→ Aim of the exercise: Copy the records from their first line through the line containing "article-image bbox=[87, 256, 680, 523]", inclusive, and swap "article-paragraph" for "body-paragraph", keeping everything else unchanged.

→ Recorded information:
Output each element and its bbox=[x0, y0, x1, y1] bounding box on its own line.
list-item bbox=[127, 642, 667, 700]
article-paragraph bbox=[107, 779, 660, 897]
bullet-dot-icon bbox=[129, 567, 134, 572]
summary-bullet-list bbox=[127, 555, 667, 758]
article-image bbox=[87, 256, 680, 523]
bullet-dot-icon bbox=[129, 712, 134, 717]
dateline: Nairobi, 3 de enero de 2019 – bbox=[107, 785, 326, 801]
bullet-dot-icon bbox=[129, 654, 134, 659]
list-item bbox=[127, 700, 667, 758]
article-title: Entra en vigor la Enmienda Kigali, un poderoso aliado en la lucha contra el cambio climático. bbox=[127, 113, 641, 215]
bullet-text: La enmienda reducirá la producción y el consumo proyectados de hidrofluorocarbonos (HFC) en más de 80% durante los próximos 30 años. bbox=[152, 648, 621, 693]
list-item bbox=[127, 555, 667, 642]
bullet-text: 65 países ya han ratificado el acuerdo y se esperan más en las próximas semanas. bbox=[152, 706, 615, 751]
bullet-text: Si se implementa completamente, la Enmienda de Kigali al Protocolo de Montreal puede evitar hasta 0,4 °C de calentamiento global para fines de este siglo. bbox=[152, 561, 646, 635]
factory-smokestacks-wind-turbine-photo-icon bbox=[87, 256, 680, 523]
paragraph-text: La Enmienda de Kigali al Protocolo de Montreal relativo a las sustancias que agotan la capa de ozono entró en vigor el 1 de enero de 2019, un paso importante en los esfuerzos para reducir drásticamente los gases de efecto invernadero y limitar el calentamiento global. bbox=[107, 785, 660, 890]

→ Task response:
Output each element and its bbox=[x0, y0, x1, y1] bounding box on its own line.
list-item bbox=[127, 642, 667, 700]
body-paragraph bbox=[107, 779, 660, 897]
bullet-dot-icon bbox=[129, 567, 134, 572]
summary-bullet-list bbox=[127, 555, 667, 758]
article-image bbox=[87, 256, 680, 523]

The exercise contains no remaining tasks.